[What needs to be done] Pictures stay out of your copy, but everything else in the records below must be repeated exactly.

# Materials provided start

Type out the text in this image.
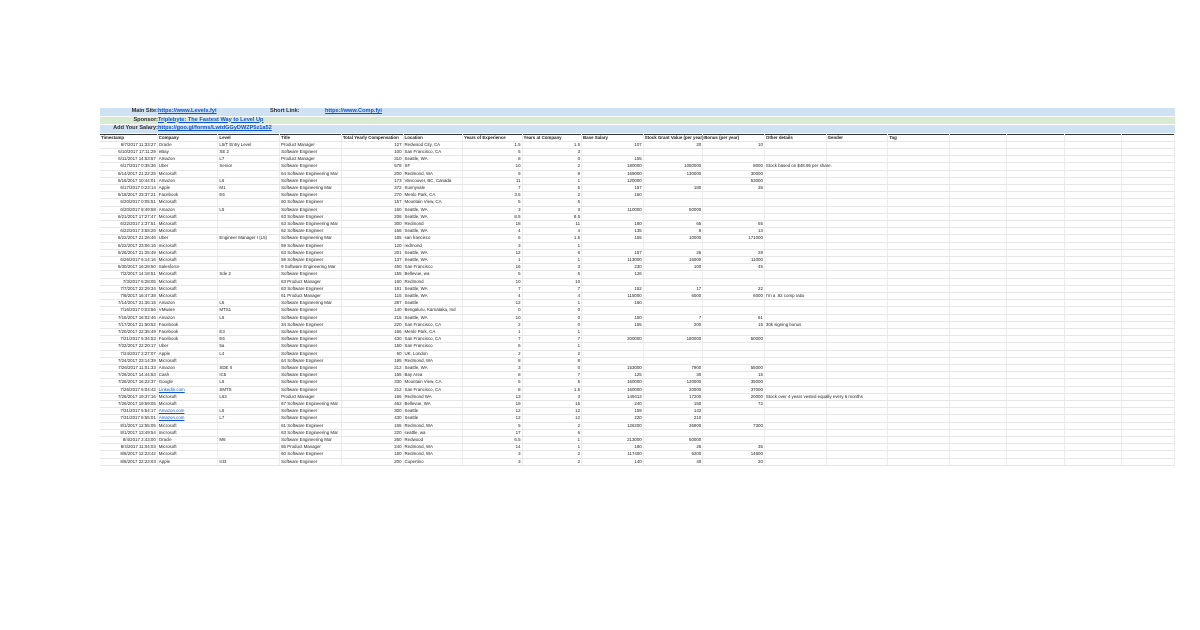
Main Site: https://www.Levels.fyi	Short Link:	https://www.Comp.fyi
Sponsor: Triplebyte: The Fastest Way to Level Up
Add Your Salary: https://goo.gl/forms/LwtdGGyDWZP5z1a52
Timestamp	Company	Level	Title	Total Yearly Compensation	Location	Years of Experience	Years at Company	Base Salary	Stock Grant Value (per year)	Bonus (per year)	Other details	Gender	Tag				
6/7/2017 11:33:27	Oracle	L5/T Entry Level	Product Manager	127	Redwood City, CA	1.5	1.5	107	20	10							
6/10/2017 17:11:29	eBay	SE 2	Software Engineer	100	San Francisco, CA	5	3										
6/11/2017 14:53:57	Amazon	L7	Product Manager	310	Seattle, WA	8	0	155									
6/17/2017 0:35:36	Uber	Senior	Software Engineer	578	SF	10	2	180000	1050000	8000	Stock based on $48.95 per share.						
6/14/2017 21:22:25	Microsoft		64 Software Engineering Mar	200	Redmond, WA	9	9	169000	130000	30000							
6/16/2017 10:44:01	Amazon	L6	Software Engineer	173	Vancouver, BC, Canada	11	1	120000		53000							
6/17/2017 0:23:14	Apple	M1	Software Engineering Mar	372	Sunnyvale	7	5	157	180	35							
6/18/2017 23:37:21	Facebook	E6	Software Engineer	270	Menlo Park, CA	3.5	2	160									
6/20/2017 0:05:51	Microsoft		60 Software Engineer	157	Mountain View, CA	5	5										
6/20/2017 8:49:58	Amazon	L5	Software Engineer	160	Seattle, WA	3	3	110000	50000								
6/21/2017 17:27:47	Microsoft		63 Software Engineer	206	Seattle, WA	8.5	8.5										
6/22/2017 2:37:51	Microsoft		63 Software Engineering Mar	300	Redmond	18	11	180	65	55							
6/22/2017 3:55:26	Microsoft		62 Software Engineer	156	Seattle, WA	4	4	135	8	13							
6/22/2017 21:26:46	Uber	Engineer Manager I (L5)	Software Engineering Mar	165	san francisco	6	1.5	165	10000	171000							
6/22/2017 23:06:16	microsoft		59 Software Engineer	120	redmond	3	1										
6/26/2017 21:25:49	Microsoft		63 Software Engineer	201	Seattle, WA	12	6	157	26	28							
6/26/2017 6:14:16	Microsoft		59 Software Engineer	137	Seattle, WA	1	1	113000	16000	11000							
6/30/2017 16:28:50	Salesforce		9 Software Engineering Mar	450	San Francisco	16	3	230	100	45							
7/2/2017 14:18:51	Microsoft	Sde 2	Software Engineer	155	Bellevue, wa	5	5	126									
7/3/2017 6:28:05	Microsoft		63 Product Manager	160	Redmond	10	10										
7/7/2017 22:29:34	Microsoft		63 Software Engineer	191	Seattle, WA	7	7	152	17	22							
7/8/2017 16:47:38	Microsoft		61 Product Manager	115	Seattle, WA	4	4	115000	6000	6000	I'm a .92 comp ratio						
7/14/2017 21:36:15	Amazon	L6	Software Engineering Mar	287	Seattle	12	1	160									
7/16/2017 0:03:56	VMware	MTS1	Software Engineer	140	Bengaluru, Karnataka, Ind	0	0										
7/16/2017 16:02:46	Amazon	L5	Software Engineer	216	Seattle, WA	10	0	150	7	61							
7/17/2017 21:50:52	Facebook		34 Software Engineer	220	San Francisco, CA	2	0	155	200	15	30k signing bonus						
7/20/2017 22:35:49	Facebook	E3	Software Engineer	166	Menlo Park, CA	1	1										
7/21/2017 5:34:53	Facebook	E6	Software Engineer	430	San Francisco, CA	7	7	200000	180000	50000							
7/22/2017 22:20:17	Uber	5a	Software Engineer	150	San Francisco	6	1										
7/24/2017 2:27:07	Apple	L4	Software Engineer	50	UK, London	2	2										
7/24/2017 23:14:39	Microsoft		64 Software Engineer	195	Redmond, WA	8	8										
7/26/2017 11:01:33	Amazon	SDE II	Software Engineer	212	Seattle, WA	3	0	153000	7900	55000							
7/26/2017 14:44:53	Cash	IC5	Software Engineer	155	Bay Area	8	7	125	30	15							
7/26/2017 16:22:37	Google	L5	Software Engineer	330	Mountain View, CA	5	5	160000	120000	35000							
7/26/2017 5:04:42	Linkedin.com	SMTS	Software Engineer	212	San Francisco, CA	8	1.5	160000	20000	37000							
7/26/2017 19:37:16	Microsoft	L63	Product Manager	166	Redmond WA	13	3	149413	17200	20000	Stock over 4 years vested equally every 6 months						
7/26/2017 19:59:05	Microsoft		67 Software Engineering Mar	462	Bellevue, WA	19	15	240	150	72							
7/31/2017 5:54:17	Amazon.com	L6	Software Engineer	300	Seattle	12	12	159	142								
7/31/2017 5:55:01	Amazon.com	L7	Software Engineer	430	Seattle	12	12	220	210								
8/1/2017 12:55:05	Microsoft		61 Software Engineer	165	Redmond, WA	5	2	126200	26900	7300							
8/1/2017 13:49:54	microsoft		63 Software Engineering Mar	220	seattle, wa	17	6										
8/4/2017 2:43:00	Oracle	M6	Software Engineering Mar	260	Redwood	6.5	1	213000	50000								
8/4/2017 11:04:03	Microsoft		65 Product Manager	240	Redmond, WA	14	1	180	25	35							
8/8/2017 12:23:42	Microsoft		60 Software Engineer	150	Redmond, WA	3	2	117400	6200	14600							
8/8/2017 22:23:03	Apple	Ict3	Software Engineer	200	Cupertino	3	2	140	40	20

# Materials provided end

[Output for this task]
Type out the text in this image.
Main Site: https://www.Levels.fyi	Short Link:	https://www.Comp.fyi
Sponsor: Triplebyte: The Fastest Way to Level Up
Add Your Salary: https://goo.gl/forms/LwtdGGyDWZP5z1a52
Timestamp	Company	Level	Title	Total Yearly Compensation	Location	Years of Experience	Years at Company	Base Salary	Stock Grant Value (per year)	Bonus (per year)	Other details	Gender	Tag				
6/7/2017 11:33:27	Oracle	L5/T Entry Level	Product Manager	127	Redwood City, CA	1.5	1.5	107	20	10							
6/10/2017 17:11:29	eBay	SE 2	Software Engineer	100	San Francisco, CA	5	3										
6/11/2017 14:53:57	Amazon	L7	Product Manager	310	Seattle, WA	8	0	155									
6/17/2017 0:35:36	Uber	Senior	Software Engineer	578	SF	10	2	180000	1050000	8000	Stock based on $48.95 per share.						
6/14/2017 21:22:25	Microsoft		64 Software Engineering Mar	200	Redmond, WA	9	9	169000	130000	30000							
6/16/2017 10:44:01	Amazon	L6	Software Engineer	173	Vancouver, BC, Canada	11	1	120000		53000							
6/17/2017 0:23:14	Apple	M1	Software Engineering Mar	372	Sunnyvale	7	5	157	180	35							
6/18/2017 23:37:21	Facebook	E6	Software Engineer	270	Menlo Park, CA	3.5	2	160									
6/20/2017 0:05:51	Microsoft		60 Software Engineer	157	Mountain View, CA	5	5										
6/20/2017 8:49:58	Amazon	L5	Software Engineer	160	Seattle, WA	3	3	110000	50000								
6/21/2017 17:27:47	Microsoft		63 Software Engineer	206	Seattle, WA	8.5	8.5										
6/22/2017 2:37:51	Microsoft		63 Software Engineering Mar	300	Redmond	18	11	180	65	55							
6/22/2017 3:55:26	Microsoft		62 Software Engineer	156	Seattle, WA	4	4	135	8	13							
6/22/2017 21:26:46	Uber	Engineer Manager I (L5)	Software Engineering Mar	165	san francisco	6	1.5	165	10000	171000							
6/22/2017 23:06:16	microsoft		59 Software Engineer	120	redmond	3	1										
6/26/2017 21:25:49	Microsoft		63 Software Engineer	201	Seattle, WA	12	6	157	26	28							
6/26/2017 6:14:16	Microsoft		59 Software Engineer	137	Seattle, WA	1	1	113000	16000	11000							
6/30/2017 16:28:50	Salesforce		9 Software Engineering Mar	450	San Francisco	16	3	230	100	45							
7/2/2017 14:18:51	Microsoft	Sde 2	Software Engineer	155	Bellevue, wa	5	5	126									
7/3/2017 6:28:05	Microsoft		63 Product Manager	160	Redmond	10	10										
7/7/2017 22:29:34	Microsoft		63 Software Engineer	191	Seattle, WA	7	7	152	17	22							
7/8/2017 16:47:38	Microsoft		61 Product Manager	115	Seattle, WA	4	4	115000	6000	6000	I'm a .92 comp ratio						
7/14/2017 21:36:15	Amazon	L6	Software Engineering Mar	287	Seattle	12	1	160									
7/16/2017 0:03:56	VMware	MTS1	Software Engineer	140	Bengaluru, Karnataka, Ind	0	0										
7/16/2017 16:02:46	Amazon	L5	Software Engineer	216	Seattle, WA	10	0	150	7	61							
7/17/2017 21:50:52	Facebook		34 Software Engineer	220	San Francisco, CA	2	0	155	200	15	30k signing bonus						
7/20/2017 22:35:49	Facebook	E3	Software Engineer	166	Menlo Park, CA	1	1										
7/21/2017 5:34:53	Facebook	E6	Software Engineer	430	San Francisco, CA	7	7	200000	180000	50000							
7/22/2017 22:20:17	Uber	5a	Software Engineer	150	San Francisco	6	1										
7/24/2017 2:27:07	Apple	L4	Software Engineer	50	UK, London	2	2										
7/24/2017 23:14:39	Microsoft		64 Software Engineer	195	Redmond, WA	8	8										
7/26/2017 11:01:33	Amazon	SDE II	Software Engineer	212	Seattle, WA	3	0	153000	7900	55000							
7/26/2017 14:44:53	Cash	IC5	Software Engineer	155	Bay Area	8	7	125	30	15							
7/26/2017 16:22:37	Google	L5	Software Engineer	330	Mountain View, CA	5	5	160000	120000	35000							
7/26/2017 5:04:42	Linkedin.com	SMTS	Software Engineer	212	San Francisco, CA	8	1.5	160000	20000	37000							
7/26/2017 19:37:16	Microsoft	L63	Product Manager	166	Redmond WA	13	3	149413	17200	20000	Stock over 4 years vested equally every 6 months						
7/26/2017 19:59:05	Microsoft		67 Software Engineering Mar	462	Bellevue, WA	19	15	240	150	72							
7/31/2017 5:54:17	Amazon.com	L6	Software Engineer	300	Seattle	12	12	159	142								
7/31/2017 5:55:01	Amazon.com	L7	Software Engineer	430	Seattle	12	12	220	210								
8/1/2017 12:55:05	Microsoft		61 Software Engineer	165	Redmond, WA	5	2	126200	26900	7300							
8/1/2017 13:49:54	microsoft		63 Software Engineering Mar	220	seattle, wa	17	6										
8/4/2017 2:43:00	Oracle	M6	Software Engineering Mar	260	Redwood	6.5	1	213000	50000								
8/4/2017 11:04:03	Microsoft		65 Product Manager	240	Redmond, WA	14	1	180	25	35							
8/8/2017 12:23:42	Microsoft		60 Software Engineer	150	Redmond, WA	3	2	117400	6200	14600							
8/8/2017 22:23:03	Apple	Ict3	Software Engineer	200	Cupertino	3	2	140	40	20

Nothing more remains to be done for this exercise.